Given request: Set the data down again, exactly as it reads, but without the pictures.

Excerpted data:
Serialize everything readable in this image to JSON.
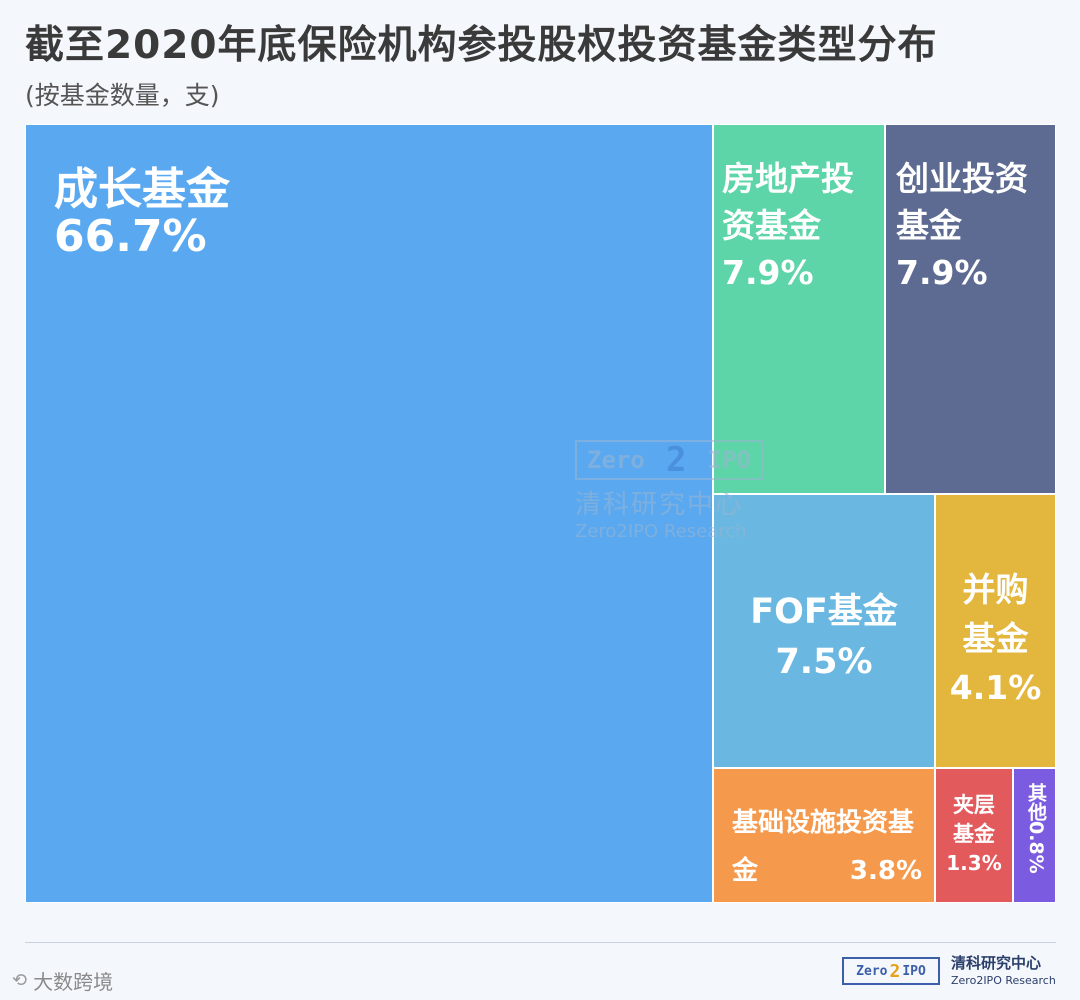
{
  "title": "截至2020年底保险机构参投股权投资基金类型分布",
  "subtitle": "(按基金数量，支)",
  "colors": {
    "growth": "#5aa9f0",
    "real_estate": "#5dd5a8",
    "venture": "#5d6b92",
    "fof": "#6ab8e2",
    "ma": "#e3b63e",
    "infrastructure": "#f59a4d",
    "mezzanine": "#e35a5d",
    "other": "#7b5ce0"
  },
  "chart_data": {
    "type": "treemap",
    "title": "截至2020年底保险机构参投股权投资基金类型分布",
    "subtitle": "(按基金数量，支)",
    "unit": "%",
    "items": [
      {
        "key": "growth",
        "label": "成长基金",
        "value": 66.7,
        "value_label": "66.7%"
      },
      {
        "key": "real_estate",
        "label": "房地产投资基金",
        "value": 7.9,
        "value_label": "7.9%"
      },
      {
        "key": "venture",
        "label": "创业投资基金",
        "value": 7.9,
        "value_label": "7.9%"
      },
      {
        "key": "fof",
        "label": "FOF基金",
        "value": 7.5,
        "value_label": "7.5%"
      },
      {
        "key": "ma",
        "label": "并购基金",
        "value": 4.1,
        "value_label": "4.1%"
      },
      {
        "key": "infrastructure",
        "label": "基础设施投资基金",
        "value": 3.8,
        "value_label": "3.8%"
      },
      {
        "key": "mezzanine",
        "label": "夹层基金",
        "value": 1.3,
        "value_label": "1.3%"
      },
      {
        "key": "other",
        "label": "其他",
        "value": 0.8,
        "value_label": "0.8%"
      }
    ]
  },
  "watermark": {
    "logo_left": "Zero",
    "logo_mid": "2",
    "logo_right": "IPO",
    "name_cn": "清科研究中心",
    "name_en": "Zero2IPO Research"
  },
  "footer": {
    "source_brand": "大数跨境",
    "logo_left": "Zero",
    "logo_mid": "2",
    "logo_right": "IPO",
    "org_cn": "清科研究中心",
    "org_en": "Zero2IPO Research"
  }
}
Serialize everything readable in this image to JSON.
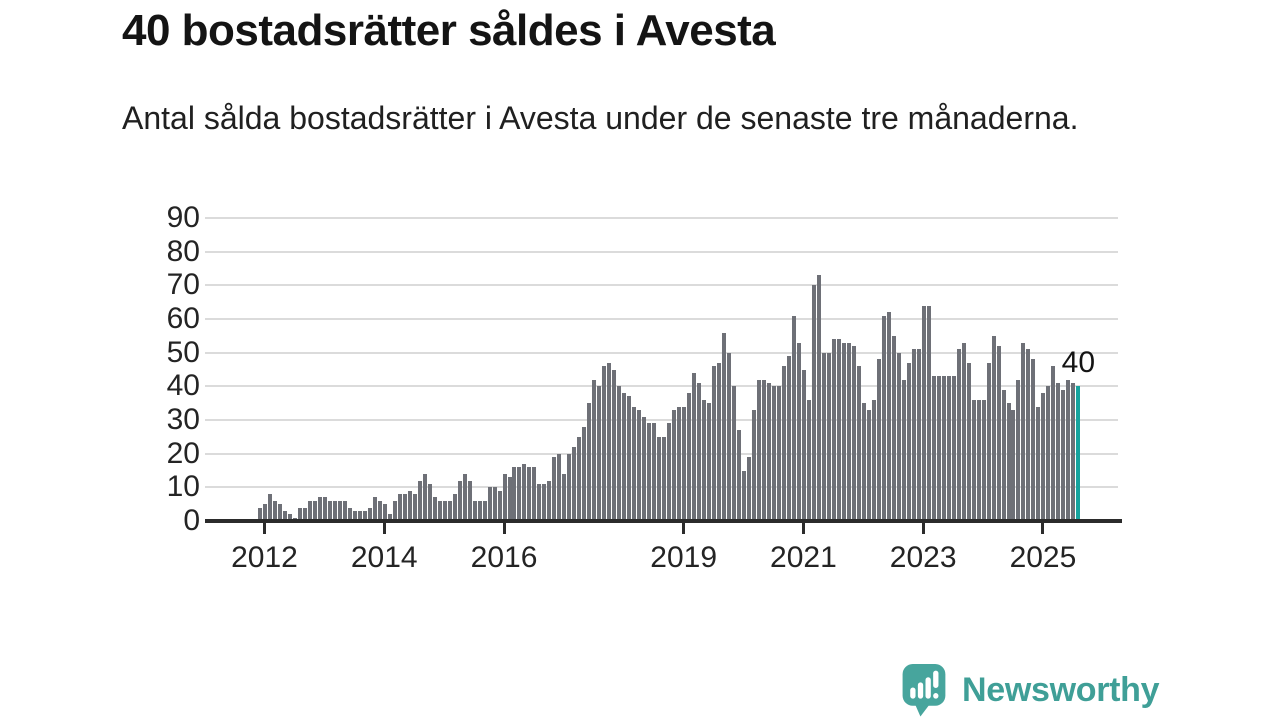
{
  "title": "40 bostadsrätter såldes i Avesta",
  "subtitle": "Antal sålda bostadsrätter i Avesta under de senaste tre månaderna.",
  "branding": {
    "name": "Newsworthy",
    "logo_icon": "newsworthy-speech-bubble-chart-icon",
    "color": "#3f9f97"
  },
  "colors": {
    "bar": "#6e7077",
    "highlight": "#16a39e",
    "gridline": "#dbdbdb",
    "axis": "#2b2b2b",
    "text": "#1a1a1a"
  },
  "chart_data": {
    "type": "bar",
    "title": "40 bostadsrätter såldes i Avesta",
    "subtitle": "Antal sålda bostadsrätter i Avesta under de senaste tre månaderna.",
    "xlabel": "",
    "ylabel": "",
    "ylim": [
      0,
      90
    ],
    "grid": "horizontal",
    "y_tick_labels": [
      "0",
      "10",
      "20",
      "30",
      "40",
      "50",
      "60",
      "70",
      "80",
      "90"
    ],
    "x_tick_labels": [
      "2012",
      "2014",
      "2016",
      "2019",
      "2021",
      "2023",
      "2025"
    ],
    "x_start": "2012-01",
    "x_end": "2025-09",
    "frequency": "monthly",
    "series": [
      {
        "name": "Antal sålda bostadsrätter (rullande tre månader)",
        "values": [
          4,
          5,
          8,
          6,
          5,
          3,
          2,
          1,
          4,
          4,
          6,
          6,
          7,
          7,
          6,
          6,
          6,
          6,
          4,
          3,
          3,
          3,
          4,
          7,
          6,
          5,
          2,
          6,
          8,
          8,
          9,
          8,
          12,
          14,
          11,
          7,
          6,
          6,
          6,
          8,
          12,
          14,
          12,
          6,
          6,
          6,
          10,
          10,
          9,
          14,
          13,
          16,
          16,
          17,
          16,
          16,
          11,
          11,
          12,
          19,
          20,
          14,
          20,
          22,
          25,
          28,
          35,
          42,
          40,
          46,
          47,
          45,
          40,
          38,
          37,
          34,
          33,
          31,
          29,
          29,
          25,
          25,
          29,
          33,
          34,
          34,
          38,
          44,
          41,
          36,
          35,
          46,
          47,
          56,
          50,
          40,
          27,
          15,
          19,
          33,
          42,
          42,
          41,
          40,
          40,
          46,
          49,
          61,
          53,
          45,
          36,
          70,
          73,
          50,
          50,
          54,
          54,
          53,
          53,
          52,
          46,
          35,
          33,
          36,
          48,
          61,
          62,
          55,
          50,
          42,
          47,
          51,
          51,
          64,
          64,
          43,
          43,
          43,
          43,
          43,
          51,
          53,
          47,
          36,
          36,
          36,
          47,
          55,
          52,
          39,
          35,
          33,
          42,
          53,
          51,
          48,
          34,
          38,
          40,
          46,
          41,
          39,
          42,
          41,
          40
        ]
      }
    ],
    "highlight": {
      "index": 164,
      "value": 40,
      "label": "40"
    }
  }
}
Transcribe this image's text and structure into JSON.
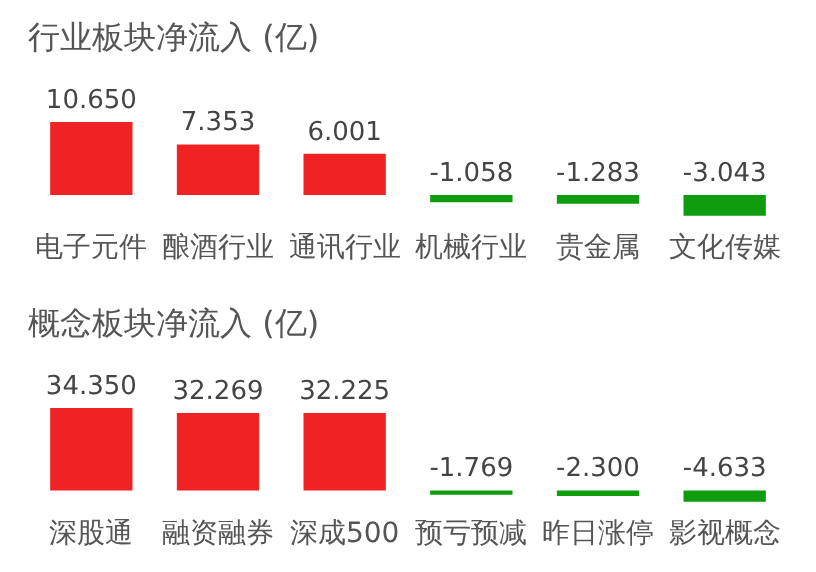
{
  "chart_data": [
    {
      "type": "bar",
      "title": "行业板块净流入 (亿)",
      "categories": [
        "电子元件",
        "酿酒行业",
        "通讯行业",
        "机械行业",
        "贵金属",
        "文化传媒"
      ],
      "values": [
        10.65,
        7.353,
        6.001,
        -1.058,
        -1.283,
        -3.043
      ],
      "colors": [
        "#f02324",
        "#f02324",
        "#f02324",
        "#0f9d0f",
        "#0f9d0f",
        "#0f9d0f"
      ],
      "value_labels": [
        "10.650",
        "7.353",
        "6.001",
        "-1.058",
        "-1.283",
        "-3.043"
      ],
      "data_labels": true,
      "grid": false,
      "legend": false
    },
    {
      "type": "bar",
      "title": "概念板块净流入 (亿)",
      "categories": [
        "深股通",
        "融资融券",
        "深成500",
        "预亏预减",
        "昨日涨停",
        "影视概念"
      ],
      "values": [
        34.35,
        32.269,
        32.225,
        -1.769,
        -2.3,
        -4.633
      ],
      "colors": [
        "#f02324",
        "#f02324",
        "#f02324",
        "#0f9d0f",
        "#0f9d0f",
        "#0f9d0f"
      ],
      "value_labels": [
        "34.350",
        "32.269",
        "32.225",
        "-1.769",
        "-2.300",
        "-4.633"
      ],
      "data_labels": true,
      "grid": false,
      "legend": false
    }
  ]
}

Exercise response:
Serialize everything readable in this image to JSON.
{
  "title": "截至2020年底保险机构参投股权投资基金类型分布",
  "subtitle": "(按基金数量，支)",
  "colors": {
    "growth": "#5aa9f0",
    "real_estate": "#5dd5a8",
    "venture": "#5d6b92",
    "fof": "#6ab8e2",
    "ma": "#e3b63e",
    "infrastructure": "#f59a4d",
    "mezzanine": "#e35a5d",
    "other": "#7b5ce0"
  },
  "chart_data": {
    "type": "treemap",
    "title": "截至2020年底保险机构参投股权投资基金类型分布",
    "subtitle": "(按基金数量，支)",
    "unit": "%",
    "items": [
      {
        "key": "growth",
        "label": "成长基金",
        "value": 66.7,
        "value_label": "66.7%"
      },
      {
        "key": "real_estate",
        "label": "房地产投资基金",
        "value": 7.9,
        "value_label": "7.9%"
      },
      {
        "key": "venture",
        "label": "创业投资基金",
        "value": 7.9,
        "value_label": "7.9%"
      },
      {
        "key": "fof",
        "label": "FOF基金",
        "value": 7.5,
        "value_label": "7.5%"
      },
      {
        "key": "ma",
        "label": "并购基金",
        "value": 4.1,
        "value_label": "4.1%"
      },
      {
        "key": "infrastructure",
        "label": "基础设施投资基金",
        "value": 3.8,
        "value_label": "3.8%"
      },
      {
        "key": "mezzanine",
        "label": "夹层基金",
        "value": 1.3,
        "value_label": "1.3%"
      },
      {
        "key": "other",
        "label": "其他",
        "value": 0.8,
        "value_label": "0.8%"
      }
    ]
  },
  "watermark": {
    "logo_left": "Zero",
    "logo_mid": "2",
    "logo_right": "IPO",
    "name_cn": "清科研究中心",
    "name_en": "Zero2IPO Research"
  },
  "footer": {
    "source_brand": "大数跨境",
    "logo_left": "Zero",
    "logo_mid": "2",
    "logo_right": "IPO",
    "org_cn": "清科研究中心",
    "org_en": "Zero2IPO Research"
  }
}
Serialize everything readable in this image to JSON.
{
  "title": "40 bostadsrätter såldes i Avesta",
  "subtitle": "Antal sålda bostadsrätter i Avesta under de senaste tre månaderna.",
  "branding": {
    "name": "Newsworthy",
    "logo_icon": "newsworthy-speech-bubble-chart-icon",
    "color": "#3f9f97"
  },
  "colors": {
    "bar": "#6e7077",
    "highlight": "#16a39e",
    "gridline": "#dbdbdb",
    "axis": "#2b2b2b",
    "text": "#1a1a1a"
  },
  "chart_data": {
    "type": "bar",
    "title": "40 bostadsrätter såldes i Avesta",
    "subtitle": "Antal sålda bostadsrätter i Avesta under de senaste tre månaderna.",
    "xlabel": "",
    "ylabel": "",
    "ylim": [
      0,
      90
    ],
    "grid": "horizontal",
    "y_tick_labels": [
      "0",
      "10",
      "20",
      "30",
      "40",
      "50",
      "60",
      "70",
      "80",
      "90"
    ],
    "x_tick_labels": [
      "2012",
      "2014",
      "2016",
      "2019",
      "2021",
      "2023",
      "2025"
    ],
    "x_start": "2012-01",
    "x_end": "2025-09",
    "frequency": "monthly",
    "series": [
      {
        "name": "Antal sålda bostadsrätter (rullande tre månader)",
        "values": [
          4,
          5,
          8,
          6,
          5,
          3,
          2,
          1,
          4,
          4,
          6,
          6,
          7,
          7,
          6,
          6,
          6,
          6,
          4,
          3,
          3,
          3,
          4,
          7,
          6,
          5,
          2,
          6,
          8,
          8,
          9,
          8,
          12,
          14,
          11,
          7,
          6,
          6,
          6,
          8,
          12,
          14,
          12,
          6,
          6,
          6,
          10,
          10,
          9,
          14,
          13,
          16,
          16,
          17,
          16,
          16,
          11,
          11,
          12,
          19,
          20,
          14,
          20,
          22,
          25,
          28,
          35,
          42,
          40,
          46,
          47,
          45,
          40,
          38,
          37,
          34,
          33,
          31,
          29,
          29,
          25,
          25,
          29,
          33,
          34,
          34,
          38,
          44,
          41,
          36,
          35,
          46,
          47,
          56,
          50,
          40,
          27,
          15,
          19,
          33,
          42,
          42,
          41,
          40,
          40,
          46,
          49,
          61,
          53,
          45,
          36,
          70,
          73,
          50,
          50,
          54,
          54,
          53,
          53,
          52,
          46,
          35,
          33,
          36,
          48,
          61,
          62,
          55,
          50,
          42,
          47,
          51,
          51,
          64,
          64,
          43,
          43,
          43,
          43,
          43,
          51,
          53,
          47,
          36,
          36,
          36,
          47,
          55,
          52,
          39,
          35,
          33,
          42,
          53,
          51,
          48,
          34,
          38,
          40,
          46,
          41,
          39,
          42,
          41,
          40
        ]
      }
    ],
    "highlight": {
      "index": 164,
      "value": 40,
      "label": "40"
    }
  }
}
Transcribe this image's text and structure into JSON.
{
  "chart_data": [
    {
      "type": "bar",
      "title": "行业板块净流入 (亿)",
      "categories": [
        "电子元件",
        "酿酒行业",
        "通讯行业",
        "机械行业",
        "贵金属",
        "文化传媒"
      ],
      "values": [
        10.65,
        7.353,
        6.001,
        -1.058,
        -1.283,
        -3.043
      ],
      "colors": [
        "#f02324",
        "#f02324",
        "#f02324",
        "#0f9d0f",
        "#0f9d0f",
        "#0f9d0f"
      ],
      "value_labels": [
        "10.650",
        "7.353",
        "6.001",
        "-1.058",
        "-1.283",
        "-3.043"
      ],
      "data_labels": true,
      "grid": false,
      "legend": false
    },
    {
      "type": "bar",
      "title": "概念板块净流入 (亿)",
      "categories": [
        "深股通",
        "融资融券",
        "深成500",
        "预亏预减",
        "昨日涨停",
        "影视概念"
      ],
      "values": [
        34.35,
        32.269,
        32.225,
        -1.769,
        -2.3,
        -4.633
      ],
      "colors": [
        "#f02324",
        "#f02324",
        "#f02324",
        "#0f9d0f",
        "#0f9d0f",
        "#0f9d0f"
      ],
      "value_labels": [
        "34.350",
        "32.269",
        "32.225",
        "-1.769",
        "-2.300",
        "-4.633"
      ],
      "data_labels": true,
      "grid": false,
      "legend": false
    }
  ]
}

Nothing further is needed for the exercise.